#### Records for the task ####

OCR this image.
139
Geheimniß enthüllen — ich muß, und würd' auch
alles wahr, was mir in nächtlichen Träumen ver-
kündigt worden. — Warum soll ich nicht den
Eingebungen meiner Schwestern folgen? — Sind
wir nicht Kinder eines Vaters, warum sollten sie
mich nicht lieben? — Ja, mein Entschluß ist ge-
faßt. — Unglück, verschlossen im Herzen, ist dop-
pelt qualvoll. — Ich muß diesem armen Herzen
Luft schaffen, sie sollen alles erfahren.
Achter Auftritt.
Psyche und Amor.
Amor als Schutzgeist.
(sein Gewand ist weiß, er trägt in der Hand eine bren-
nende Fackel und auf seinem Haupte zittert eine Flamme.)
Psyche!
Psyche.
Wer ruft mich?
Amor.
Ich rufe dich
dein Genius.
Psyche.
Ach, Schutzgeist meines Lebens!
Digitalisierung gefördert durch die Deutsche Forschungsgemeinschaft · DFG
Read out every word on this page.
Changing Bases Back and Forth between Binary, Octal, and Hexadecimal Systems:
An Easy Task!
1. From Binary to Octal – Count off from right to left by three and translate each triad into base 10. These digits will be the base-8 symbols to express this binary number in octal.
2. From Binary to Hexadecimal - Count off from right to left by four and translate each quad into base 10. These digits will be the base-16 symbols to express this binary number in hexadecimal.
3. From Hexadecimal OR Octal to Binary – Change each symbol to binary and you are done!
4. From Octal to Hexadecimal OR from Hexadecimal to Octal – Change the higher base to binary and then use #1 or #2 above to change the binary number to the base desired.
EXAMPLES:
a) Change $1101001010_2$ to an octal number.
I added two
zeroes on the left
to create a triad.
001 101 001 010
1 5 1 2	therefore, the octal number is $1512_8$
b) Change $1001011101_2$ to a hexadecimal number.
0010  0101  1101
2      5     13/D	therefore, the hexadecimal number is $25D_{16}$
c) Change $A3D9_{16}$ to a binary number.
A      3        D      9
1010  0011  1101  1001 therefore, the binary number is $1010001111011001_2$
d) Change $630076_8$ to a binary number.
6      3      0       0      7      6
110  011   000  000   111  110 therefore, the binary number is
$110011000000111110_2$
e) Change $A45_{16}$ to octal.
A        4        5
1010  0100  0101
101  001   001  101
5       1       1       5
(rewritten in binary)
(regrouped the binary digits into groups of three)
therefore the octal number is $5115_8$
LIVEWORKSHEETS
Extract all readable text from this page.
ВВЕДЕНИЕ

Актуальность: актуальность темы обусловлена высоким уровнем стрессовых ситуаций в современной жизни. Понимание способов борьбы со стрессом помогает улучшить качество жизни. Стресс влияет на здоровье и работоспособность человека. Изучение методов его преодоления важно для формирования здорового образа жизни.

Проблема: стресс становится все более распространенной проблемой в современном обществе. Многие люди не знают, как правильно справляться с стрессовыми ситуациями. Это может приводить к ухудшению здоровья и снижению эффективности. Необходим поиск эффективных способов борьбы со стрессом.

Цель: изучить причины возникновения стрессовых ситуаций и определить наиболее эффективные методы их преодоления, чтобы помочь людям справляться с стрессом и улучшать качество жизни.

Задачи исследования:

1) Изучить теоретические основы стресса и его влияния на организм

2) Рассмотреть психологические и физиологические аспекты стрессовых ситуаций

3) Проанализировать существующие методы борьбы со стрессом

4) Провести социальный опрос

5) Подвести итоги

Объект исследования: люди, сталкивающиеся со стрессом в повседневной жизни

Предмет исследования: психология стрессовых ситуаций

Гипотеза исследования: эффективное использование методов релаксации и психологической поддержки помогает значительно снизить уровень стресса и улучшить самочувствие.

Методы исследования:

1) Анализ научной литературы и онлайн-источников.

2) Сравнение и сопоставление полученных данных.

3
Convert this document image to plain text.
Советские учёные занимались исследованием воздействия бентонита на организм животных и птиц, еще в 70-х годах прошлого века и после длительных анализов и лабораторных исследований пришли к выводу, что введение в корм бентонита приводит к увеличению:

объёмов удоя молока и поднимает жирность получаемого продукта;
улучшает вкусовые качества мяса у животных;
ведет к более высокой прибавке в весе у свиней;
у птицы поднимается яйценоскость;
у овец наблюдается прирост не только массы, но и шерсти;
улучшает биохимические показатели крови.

####

Given request → Give again only the lines of the material above that run from the one with "Convert this document image to plain text." through the end, both included, exactly as they appear.

Task output →
Convert this document image to plain text.
Советские учёные занимались исследованием воздействия бентонита на организм животных и птиц, еще в 70-х годах прошлого века и после длительных анализов и лабораторных исследований пришли к выводу, что введение в корм бентонита приводит к увеличению:

объёмов удоя молока и поднимает жирность получаемого продукта;
улучшает вкусовые качества мяса у животных;
ведет к более высокой прибавке в весе у свиней;
у птицы поднимается яйценоскость;
у овец наблюдается прирост не только массы, но и шерсти;
улучшает биохимические показатели крови.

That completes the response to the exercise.